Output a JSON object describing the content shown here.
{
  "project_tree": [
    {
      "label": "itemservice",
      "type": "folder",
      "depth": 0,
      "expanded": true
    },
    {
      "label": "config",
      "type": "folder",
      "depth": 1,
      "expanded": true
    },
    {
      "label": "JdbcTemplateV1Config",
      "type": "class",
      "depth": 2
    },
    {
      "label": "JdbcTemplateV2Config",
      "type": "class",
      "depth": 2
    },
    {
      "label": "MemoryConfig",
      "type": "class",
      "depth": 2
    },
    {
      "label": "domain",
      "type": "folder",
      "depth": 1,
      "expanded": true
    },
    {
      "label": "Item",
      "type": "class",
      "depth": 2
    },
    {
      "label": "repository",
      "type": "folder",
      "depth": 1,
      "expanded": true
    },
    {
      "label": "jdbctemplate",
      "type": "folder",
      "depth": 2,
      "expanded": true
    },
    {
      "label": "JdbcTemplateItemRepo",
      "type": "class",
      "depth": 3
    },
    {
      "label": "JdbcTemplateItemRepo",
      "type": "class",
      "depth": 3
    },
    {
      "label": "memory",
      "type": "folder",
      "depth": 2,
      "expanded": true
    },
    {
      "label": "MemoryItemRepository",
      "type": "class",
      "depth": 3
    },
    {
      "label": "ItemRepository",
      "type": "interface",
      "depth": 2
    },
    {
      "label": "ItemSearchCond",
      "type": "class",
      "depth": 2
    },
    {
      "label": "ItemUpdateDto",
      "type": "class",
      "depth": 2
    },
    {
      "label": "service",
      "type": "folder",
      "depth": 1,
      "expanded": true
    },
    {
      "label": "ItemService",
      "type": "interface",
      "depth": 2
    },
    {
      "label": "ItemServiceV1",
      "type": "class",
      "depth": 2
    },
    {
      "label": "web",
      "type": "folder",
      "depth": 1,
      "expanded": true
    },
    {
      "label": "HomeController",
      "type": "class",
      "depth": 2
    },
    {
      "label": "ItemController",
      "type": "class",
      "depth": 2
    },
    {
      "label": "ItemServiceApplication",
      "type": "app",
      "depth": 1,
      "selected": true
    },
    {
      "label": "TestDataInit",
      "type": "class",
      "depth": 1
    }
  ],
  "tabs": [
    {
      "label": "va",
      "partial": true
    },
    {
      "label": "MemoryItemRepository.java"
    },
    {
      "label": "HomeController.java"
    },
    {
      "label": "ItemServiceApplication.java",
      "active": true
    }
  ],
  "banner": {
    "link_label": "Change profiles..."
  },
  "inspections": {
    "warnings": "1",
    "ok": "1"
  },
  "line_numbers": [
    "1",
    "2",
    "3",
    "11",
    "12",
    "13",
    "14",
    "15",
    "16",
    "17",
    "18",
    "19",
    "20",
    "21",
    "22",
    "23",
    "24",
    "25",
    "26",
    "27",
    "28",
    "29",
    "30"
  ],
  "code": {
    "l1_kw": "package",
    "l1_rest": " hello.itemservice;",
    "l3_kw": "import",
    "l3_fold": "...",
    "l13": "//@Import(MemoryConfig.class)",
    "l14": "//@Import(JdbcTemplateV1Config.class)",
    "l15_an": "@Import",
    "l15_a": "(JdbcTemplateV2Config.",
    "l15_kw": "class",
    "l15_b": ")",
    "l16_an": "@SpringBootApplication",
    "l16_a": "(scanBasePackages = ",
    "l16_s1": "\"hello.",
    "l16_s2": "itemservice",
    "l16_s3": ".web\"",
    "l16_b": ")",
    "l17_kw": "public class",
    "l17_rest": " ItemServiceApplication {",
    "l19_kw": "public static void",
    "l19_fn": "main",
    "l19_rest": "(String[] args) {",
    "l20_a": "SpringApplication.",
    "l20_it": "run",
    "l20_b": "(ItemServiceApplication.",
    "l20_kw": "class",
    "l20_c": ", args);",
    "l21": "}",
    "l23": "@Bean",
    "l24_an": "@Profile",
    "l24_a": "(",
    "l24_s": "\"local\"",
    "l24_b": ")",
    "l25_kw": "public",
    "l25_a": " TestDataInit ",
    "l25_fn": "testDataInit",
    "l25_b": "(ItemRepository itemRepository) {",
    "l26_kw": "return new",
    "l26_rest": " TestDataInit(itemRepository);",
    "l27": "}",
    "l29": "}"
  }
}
☆ ☆ ☆ ☆ ☆ ☆ ☆
▸ **Work required**
Go through the entries above and copy every line containing "MemoryConfig".

▸ **Exercise response**
      "label": "MemoryConfig",
    "l13": "//@Import(MemoryConfig.class)",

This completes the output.